WHAT YOU WILL DO ▸
(1) From the forum thread, retype the passage starting at "After my divorce" and ending at "guys think ?".
(2) In the forum thread, what does Five Star say will replace the dinette table?

EXTRACT ▸

:::

# Amazon vs Local Tool/Hardware Store



## Five Star (Jan 15, 2009)

Damn BC what are you building over there ? 

After my divorce I can finally bring tools home and put them on the kitchen table !! 

Just me and my kapex enjoying a quiet dust free dinner
I'm thinking order the installers vac set and set my ct 33 as a dedicated central vac , what do you guys think ?


----------



## The Coastal Craftsman (Jun 29, 2009)

ApgarNJ said:


> woodcraft, let me guess, FESTOOL...... I'm glad my wife never gives me a hard time about buying a tool or equipment. I stay to only a few purchases if that, per month.
> slower months, I purchase nothing at all.


Yep Festool is the bulk of the purchases lol. my wifes fine with me buying stuff but it was prob a little higher than she expected it to be lol. 

I always get to the point where i think there's nothing left for me to buy then something lese comes out that i need. it has to slow down one day


----------



## Five Star (Jan 15, 2009)

I'm gonna replace the dinette table with my mft3


----------



## The Coastal Craftsman (Jun 29, 2009)

Five Star said:


> Damn BC what are you building over there ?

:::

COLLECTED MATERIAL ▸
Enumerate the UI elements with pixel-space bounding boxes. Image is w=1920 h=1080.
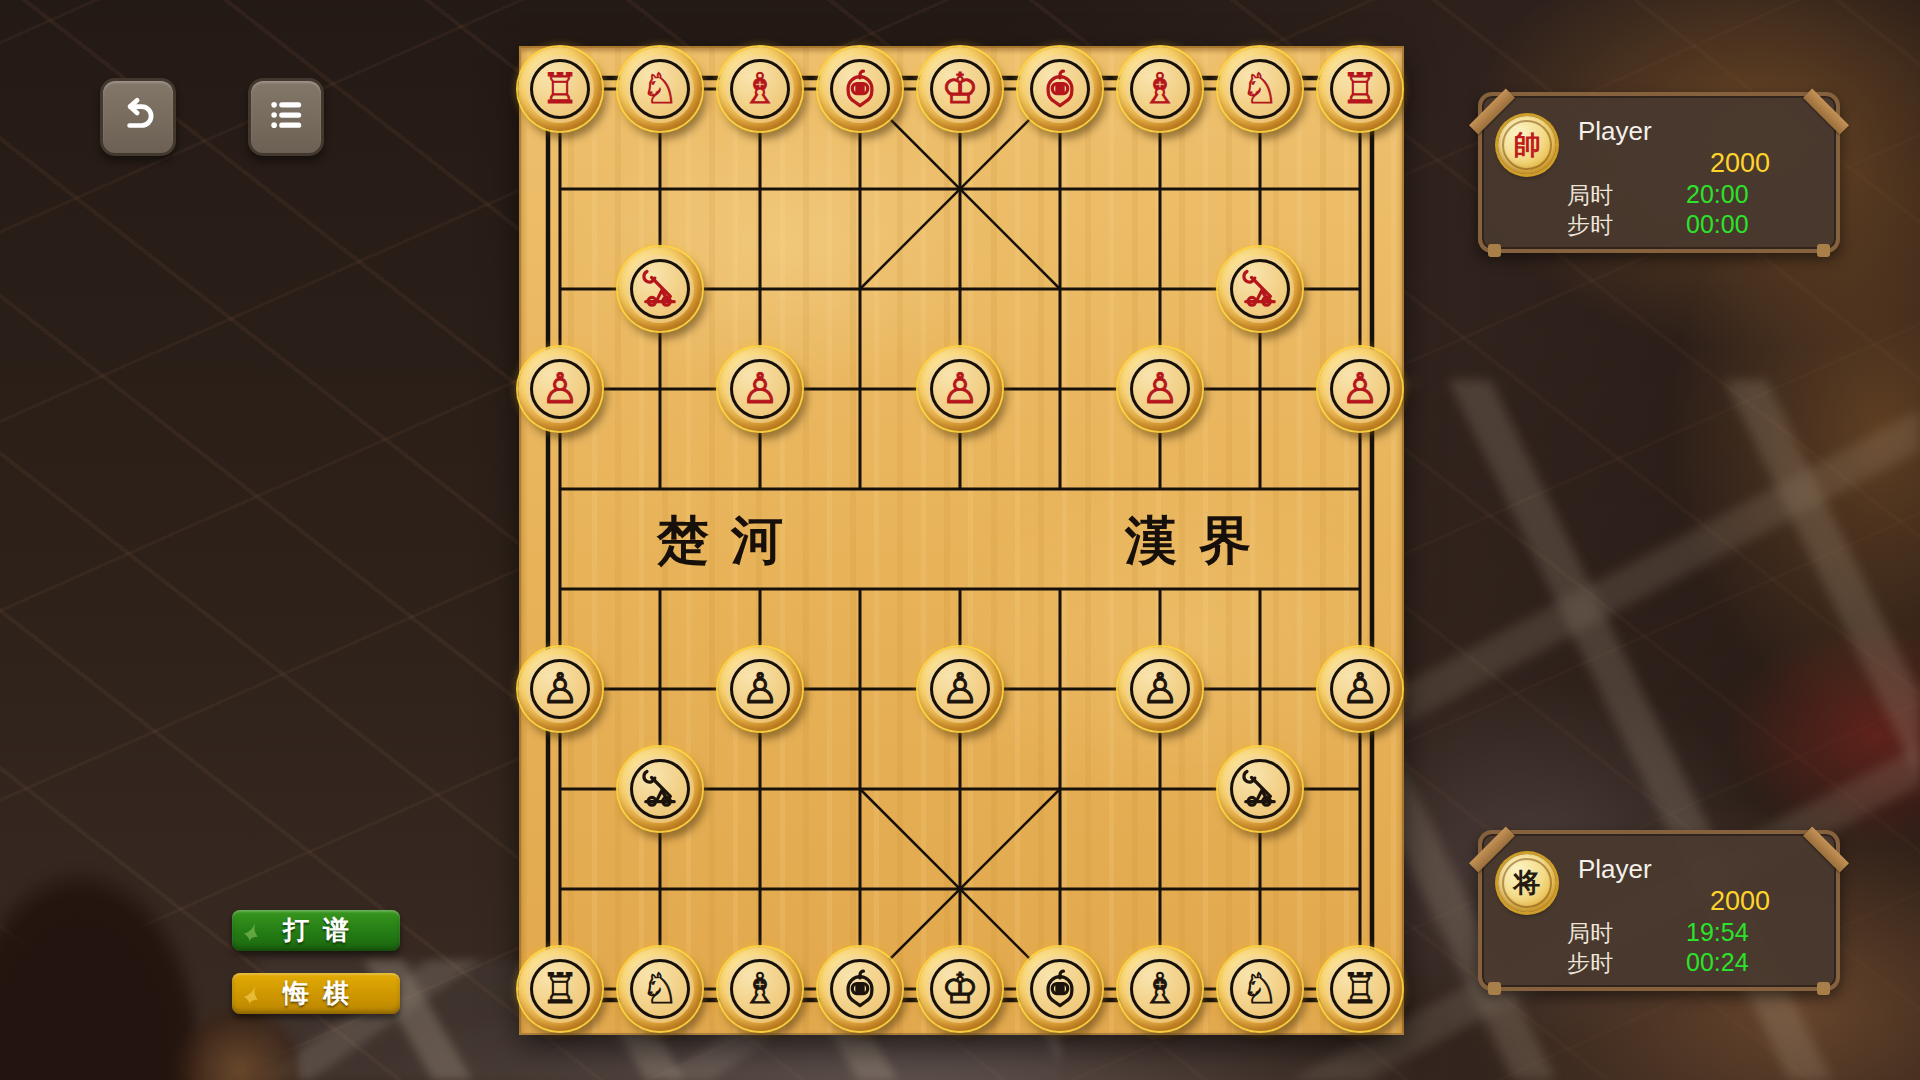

:::

WORKED SOLUTIONS ▸
(1)
After my divorce I can finally bring tools home and put them on the kitchen table !! 

Just me and my kapex enjoying a quiet dust free dinner
I'm thinking order the installers vac set and set my ct 33 as a dedicated central vac , what do you guys think ?

(2) An mft3.